- Provided records

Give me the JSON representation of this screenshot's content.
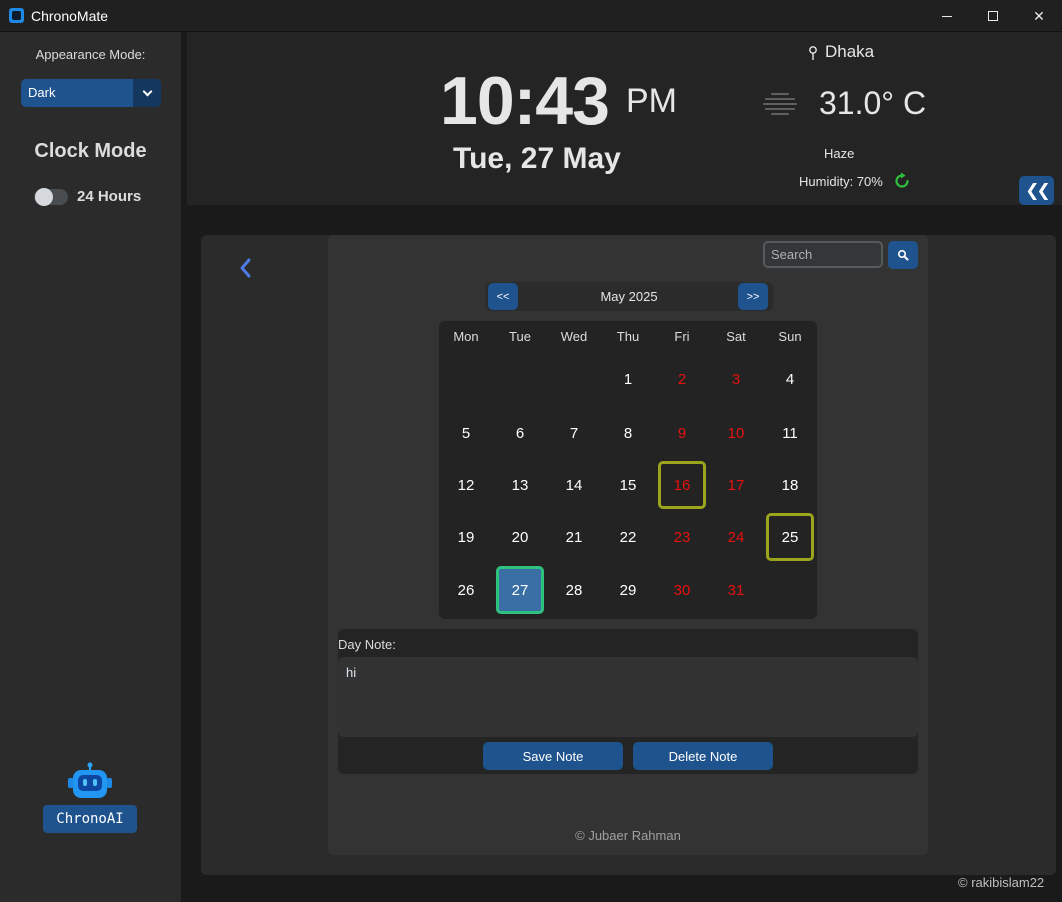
{
  "window": {
    "title": "ChronoMate",
    "minimize": "—",
    "maximize": "☐",
    "close": "✕"
  },
  "sidebar": {
    "appearance_label": "Appearance Mode:",
    "appearance_value": "Dark",
    "clock_mode_title": "Clock Mode",
    "clock_toggle_label": "24 Hours",
    "clock_toggle_on": false,
    "ai_button_label": "ChronoAI"
  },
  "header": {
    "time": "10:43",
    "ampm": "PM",
    "date": "Tue, 27 May",
    "city": "Dhaka",
    "temperature": "31.0° C",
    "condition": "Haze",
    "humidity": "Humidity: 70%",
    "collapse_label": "❮❮"
  },
  "calendar": {
    "search_placeholder": "Search",
    "prev_label": "<<",
    "next_label": ">>",
    "month_label": "May 2025",
    "weekdays": [
      "Mon",
      "Tue",
      "Wed",
      "Thu",
      "Fri",
      "Sat",
      "Sun"
    ],
    "first_weekday_index": 3,
    "days_in_month": 31,
    "holiday_days": [
      2,
      3,
      9,
      10,
      16,
      17,
      23,
      24,
      30,
      31
    ],
    "marked_days": [
      16,
      25
    ],
    "today": 27,
    "note_label": "Day Note:",
    "note_text": "hi",
    "save_label": "Save Note",
    "delete_label": "Delete Note",
    "footer_credit": "© Jubaer Rahman"
  },
  "corner_credit": "© rakibislam22",
  "colors": {
    "accent": "#1f538d",
    "holiday": "#e81010",
    "marked_border": "#9aa51c",
    "today_border": "#2ec27e",
    "today_fill": "#3a6fa5"
  }
}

- Stated problem
Copy every line above word for word and exclude the pictures.

- Solution for this problem
Give me the JSON representation of this screenshot's content.
{
  "window": {
    "title": "ChronoMate",
    "minimize": "—",
    "maximize": "☐",
    "close": "✕"
  },
  "sidebar": {
    "appearance_label": "Appearance Mode:",
    "appearance_value": "Dark",
    "clock_mode_title": "Clock Mode",
    "clock_toggle_label": "24 Hours",
    "clock_toggle_on": false,
    "ai_button_label": "ChronoAI"
  },
  "header": {
    "time": "10:43",
    "ampm": "PM",
    "date": "Tue, 27 May",
    "city": "Dhaka",
    "temperature": "31.0° C",
    "condition": "Haze",
    "humidity": "Humidity: 70%",
    "collapse_label": "❮❮"
  },
  "calendar": {
    "search_placeholder": "Search",
    "prev_label": "<<",
    "next_label": ">>",
    "month_label": "May 2025",
    "weekdays": [
      "Mon",
      "Tue",
      "Wed",
      "Thu",
      "Fri",
      "Sat",
      "Sun"
    ],
    "first_weekday_index": 3,
    "days_in_month": 31,
    "holiday_days": [
      2,
      3,
      9,
      10,
      16,
      17,
      23,
      24,
      30,
      31
    ],
    "marked_days": [
      16,
      25
    ],
    "today": 27,
    "note_label": "Day Note:",
    "note_text": "hi",
    "save_label": "Save Note",
    "delete_label": "Delete Note",
    "footer_credit": "© Jubaer Rahman"
  },
  "corner_credit": "© rakibislam22",
  "colors": {
    "accent": "#1f538d",
    "holiday": "#e81010",
    "marked_border": "#9aa51c",
    "today_border": "#2ec27e",
    "today_fill": "#3a6fa5"
  }
}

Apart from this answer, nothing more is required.